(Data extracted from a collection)
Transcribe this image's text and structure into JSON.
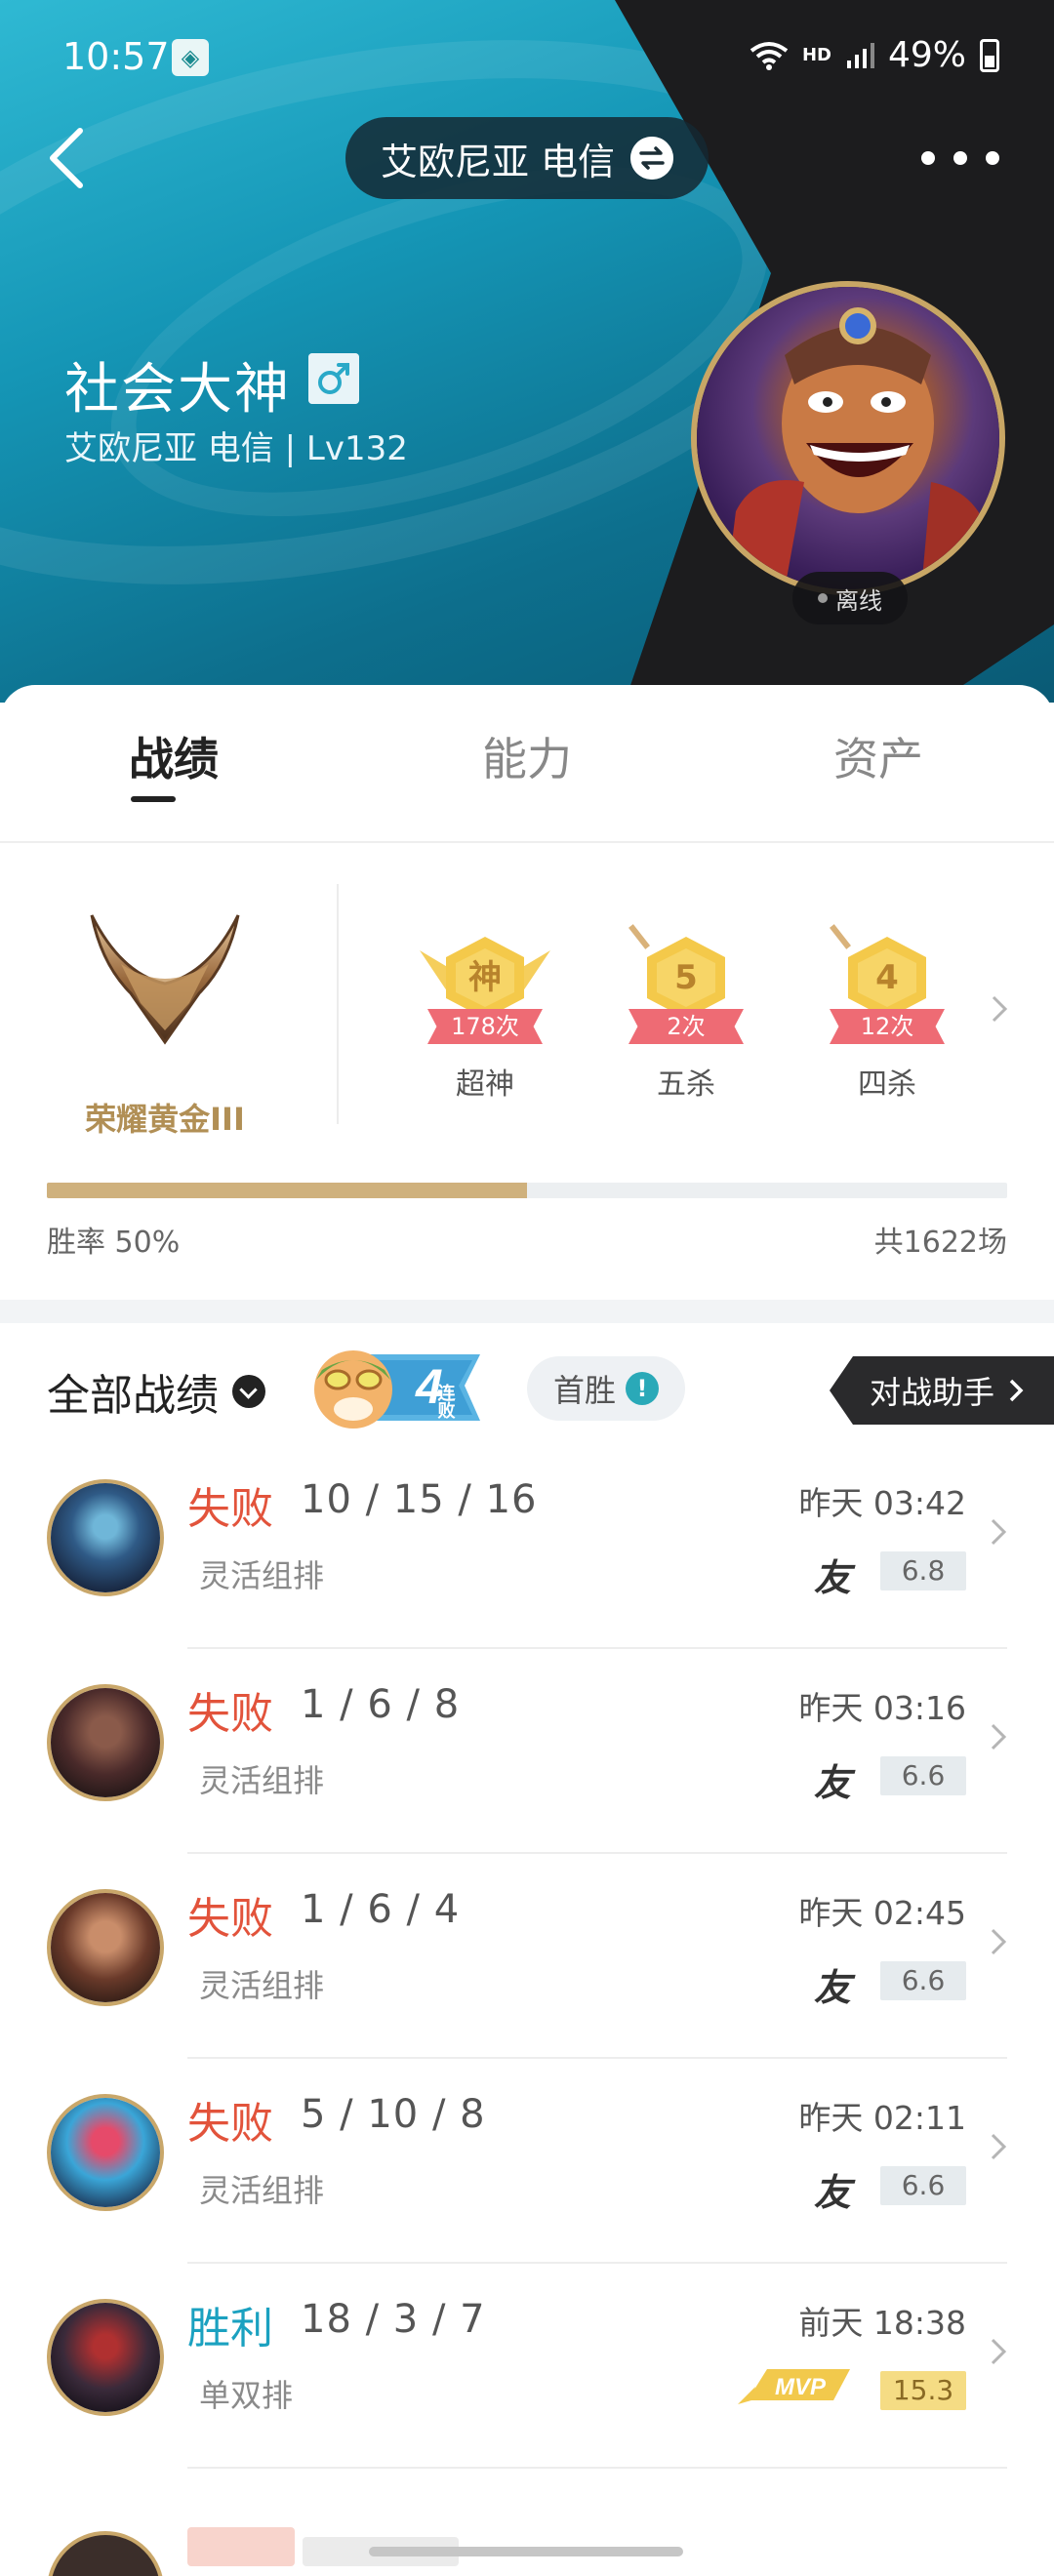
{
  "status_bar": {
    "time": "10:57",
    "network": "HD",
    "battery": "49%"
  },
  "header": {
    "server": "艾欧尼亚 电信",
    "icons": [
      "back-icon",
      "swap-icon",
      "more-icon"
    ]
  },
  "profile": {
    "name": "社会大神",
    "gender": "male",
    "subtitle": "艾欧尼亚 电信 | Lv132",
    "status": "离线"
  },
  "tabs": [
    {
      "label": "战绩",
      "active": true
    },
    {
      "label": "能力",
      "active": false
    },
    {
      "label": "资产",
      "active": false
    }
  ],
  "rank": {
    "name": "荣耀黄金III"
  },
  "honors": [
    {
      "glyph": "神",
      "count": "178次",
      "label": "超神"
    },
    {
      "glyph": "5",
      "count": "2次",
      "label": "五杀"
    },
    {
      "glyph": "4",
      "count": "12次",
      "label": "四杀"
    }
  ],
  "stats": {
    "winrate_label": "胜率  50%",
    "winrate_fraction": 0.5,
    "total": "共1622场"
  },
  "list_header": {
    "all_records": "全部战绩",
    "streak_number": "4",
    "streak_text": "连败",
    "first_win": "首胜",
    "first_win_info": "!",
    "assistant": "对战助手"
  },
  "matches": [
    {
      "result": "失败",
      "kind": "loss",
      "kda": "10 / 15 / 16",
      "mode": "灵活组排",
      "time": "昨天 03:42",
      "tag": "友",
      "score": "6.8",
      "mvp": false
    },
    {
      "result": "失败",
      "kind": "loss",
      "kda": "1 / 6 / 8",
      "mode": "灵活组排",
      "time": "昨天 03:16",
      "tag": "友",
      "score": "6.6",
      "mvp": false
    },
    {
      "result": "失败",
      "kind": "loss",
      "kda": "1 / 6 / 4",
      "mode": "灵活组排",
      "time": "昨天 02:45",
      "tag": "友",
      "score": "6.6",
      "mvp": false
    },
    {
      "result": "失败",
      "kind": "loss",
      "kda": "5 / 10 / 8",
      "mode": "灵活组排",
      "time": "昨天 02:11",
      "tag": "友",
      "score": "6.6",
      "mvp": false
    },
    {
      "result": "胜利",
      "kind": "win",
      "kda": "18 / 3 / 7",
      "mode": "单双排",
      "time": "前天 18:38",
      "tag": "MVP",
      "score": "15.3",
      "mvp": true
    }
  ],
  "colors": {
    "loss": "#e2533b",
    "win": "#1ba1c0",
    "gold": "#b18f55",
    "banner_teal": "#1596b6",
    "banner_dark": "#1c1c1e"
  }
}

==

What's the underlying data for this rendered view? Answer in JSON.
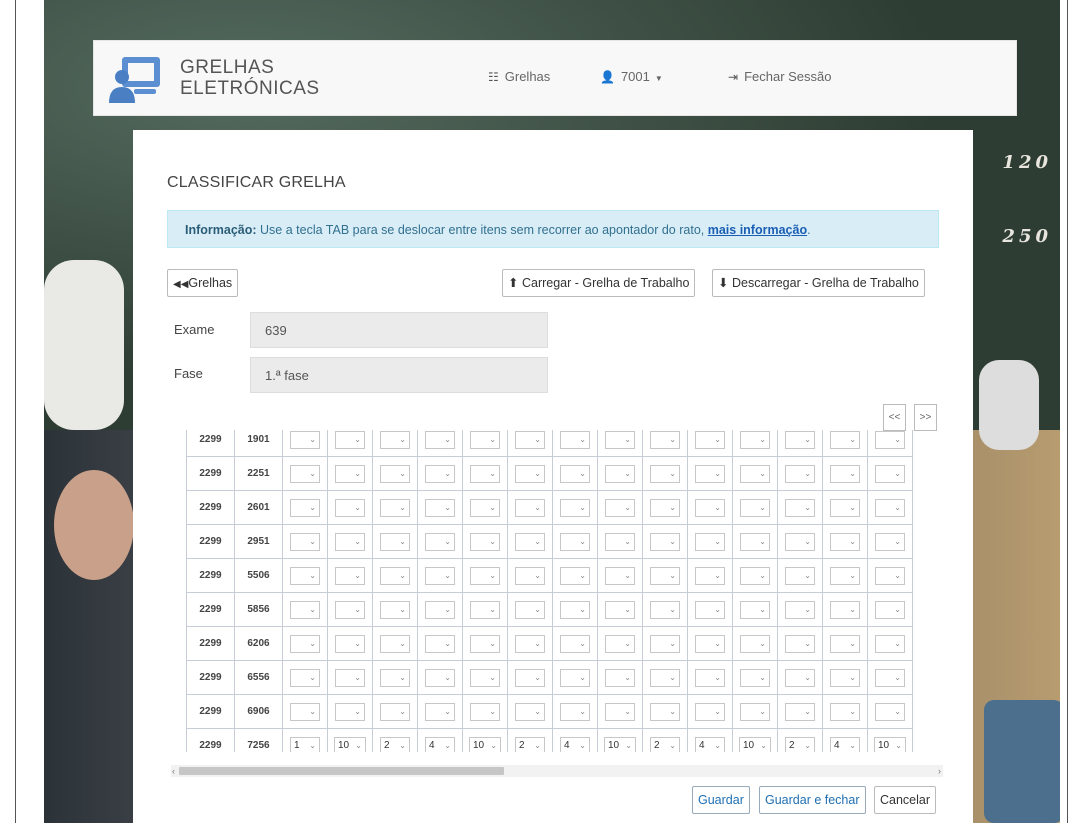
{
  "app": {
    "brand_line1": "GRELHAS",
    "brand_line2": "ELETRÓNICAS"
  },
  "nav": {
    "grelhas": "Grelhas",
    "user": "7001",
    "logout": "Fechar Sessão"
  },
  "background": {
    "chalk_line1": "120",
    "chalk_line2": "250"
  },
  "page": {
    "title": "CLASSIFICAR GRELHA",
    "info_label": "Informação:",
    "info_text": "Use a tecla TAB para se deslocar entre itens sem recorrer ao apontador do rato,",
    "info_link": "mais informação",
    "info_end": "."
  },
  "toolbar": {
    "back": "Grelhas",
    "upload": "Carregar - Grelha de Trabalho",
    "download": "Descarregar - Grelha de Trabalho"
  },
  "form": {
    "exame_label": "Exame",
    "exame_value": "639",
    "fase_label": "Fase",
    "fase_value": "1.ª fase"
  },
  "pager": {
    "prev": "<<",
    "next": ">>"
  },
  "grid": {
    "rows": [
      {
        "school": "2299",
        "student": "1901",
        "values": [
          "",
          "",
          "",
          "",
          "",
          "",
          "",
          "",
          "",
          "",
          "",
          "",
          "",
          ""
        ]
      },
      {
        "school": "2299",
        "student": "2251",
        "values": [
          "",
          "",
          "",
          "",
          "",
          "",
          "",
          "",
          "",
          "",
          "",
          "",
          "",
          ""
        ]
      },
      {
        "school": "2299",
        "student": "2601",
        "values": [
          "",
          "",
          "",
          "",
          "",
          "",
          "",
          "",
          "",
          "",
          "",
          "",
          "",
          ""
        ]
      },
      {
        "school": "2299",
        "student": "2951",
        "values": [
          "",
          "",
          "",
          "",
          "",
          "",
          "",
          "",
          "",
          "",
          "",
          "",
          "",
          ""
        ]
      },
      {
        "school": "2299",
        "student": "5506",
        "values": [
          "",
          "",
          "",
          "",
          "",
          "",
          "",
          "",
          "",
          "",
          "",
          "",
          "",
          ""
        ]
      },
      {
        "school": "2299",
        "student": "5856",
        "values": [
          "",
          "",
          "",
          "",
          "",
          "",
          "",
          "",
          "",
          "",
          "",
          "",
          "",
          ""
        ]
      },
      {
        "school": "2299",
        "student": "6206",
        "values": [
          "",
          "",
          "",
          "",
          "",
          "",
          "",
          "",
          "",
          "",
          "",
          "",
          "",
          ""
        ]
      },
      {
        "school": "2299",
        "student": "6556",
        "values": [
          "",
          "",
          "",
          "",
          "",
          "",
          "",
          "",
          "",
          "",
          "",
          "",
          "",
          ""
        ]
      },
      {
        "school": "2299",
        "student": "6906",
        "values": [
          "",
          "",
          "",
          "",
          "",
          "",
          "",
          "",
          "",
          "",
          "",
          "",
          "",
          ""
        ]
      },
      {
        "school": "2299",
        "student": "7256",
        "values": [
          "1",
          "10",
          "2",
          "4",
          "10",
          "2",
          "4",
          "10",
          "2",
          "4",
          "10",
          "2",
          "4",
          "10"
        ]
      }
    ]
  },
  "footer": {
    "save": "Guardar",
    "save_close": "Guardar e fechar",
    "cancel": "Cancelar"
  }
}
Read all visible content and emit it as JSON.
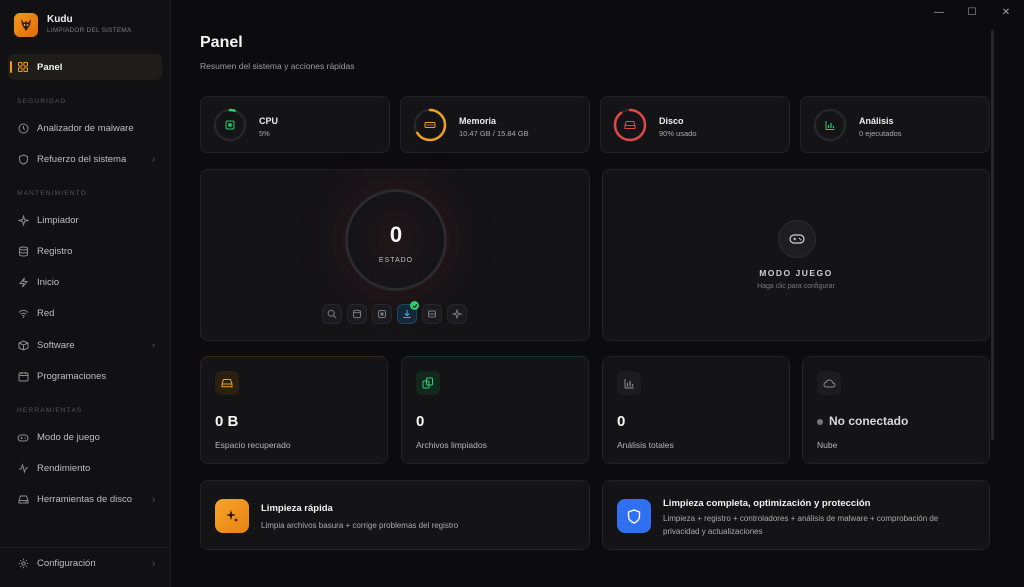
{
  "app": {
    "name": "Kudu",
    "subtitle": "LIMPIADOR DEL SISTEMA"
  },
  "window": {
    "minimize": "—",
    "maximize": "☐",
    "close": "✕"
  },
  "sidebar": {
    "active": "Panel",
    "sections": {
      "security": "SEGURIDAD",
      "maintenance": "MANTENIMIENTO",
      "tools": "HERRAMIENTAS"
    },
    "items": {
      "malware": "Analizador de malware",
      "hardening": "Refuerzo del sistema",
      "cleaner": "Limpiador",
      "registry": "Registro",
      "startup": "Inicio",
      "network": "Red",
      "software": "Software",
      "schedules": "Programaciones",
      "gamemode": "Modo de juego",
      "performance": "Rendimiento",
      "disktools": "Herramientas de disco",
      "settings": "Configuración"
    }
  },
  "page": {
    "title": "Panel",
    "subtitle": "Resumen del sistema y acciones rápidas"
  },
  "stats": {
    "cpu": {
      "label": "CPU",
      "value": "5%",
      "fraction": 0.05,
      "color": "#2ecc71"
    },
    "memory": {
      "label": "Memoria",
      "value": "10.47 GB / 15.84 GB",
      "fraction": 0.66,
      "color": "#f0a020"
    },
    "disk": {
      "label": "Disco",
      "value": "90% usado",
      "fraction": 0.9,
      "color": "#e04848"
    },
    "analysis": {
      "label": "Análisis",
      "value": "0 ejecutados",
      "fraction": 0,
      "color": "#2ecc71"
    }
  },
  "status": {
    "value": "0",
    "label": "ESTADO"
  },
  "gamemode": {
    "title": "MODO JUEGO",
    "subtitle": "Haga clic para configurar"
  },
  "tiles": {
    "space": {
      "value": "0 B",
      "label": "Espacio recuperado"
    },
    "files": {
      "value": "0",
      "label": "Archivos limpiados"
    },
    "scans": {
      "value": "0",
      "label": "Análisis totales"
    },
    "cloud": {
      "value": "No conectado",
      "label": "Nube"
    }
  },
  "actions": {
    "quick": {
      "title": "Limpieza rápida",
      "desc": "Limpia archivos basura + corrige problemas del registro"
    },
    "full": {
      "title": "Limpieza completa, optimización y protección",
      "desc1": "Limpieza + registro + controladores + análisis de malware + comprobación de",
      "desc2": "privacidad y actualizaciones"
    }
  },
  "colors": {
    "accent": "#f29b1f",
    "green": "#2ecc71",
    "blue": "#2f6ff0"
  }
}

= WHAT YOU WILL DO =
Make a list of all lines in the data that contain "para".

= EXPECTED ANSWER =
    "info_text": "Use a tecla TAB para se deslocar entre itens sem recorrer ao apontador do rato,",
    "subtitle": "Haga clic para configurar"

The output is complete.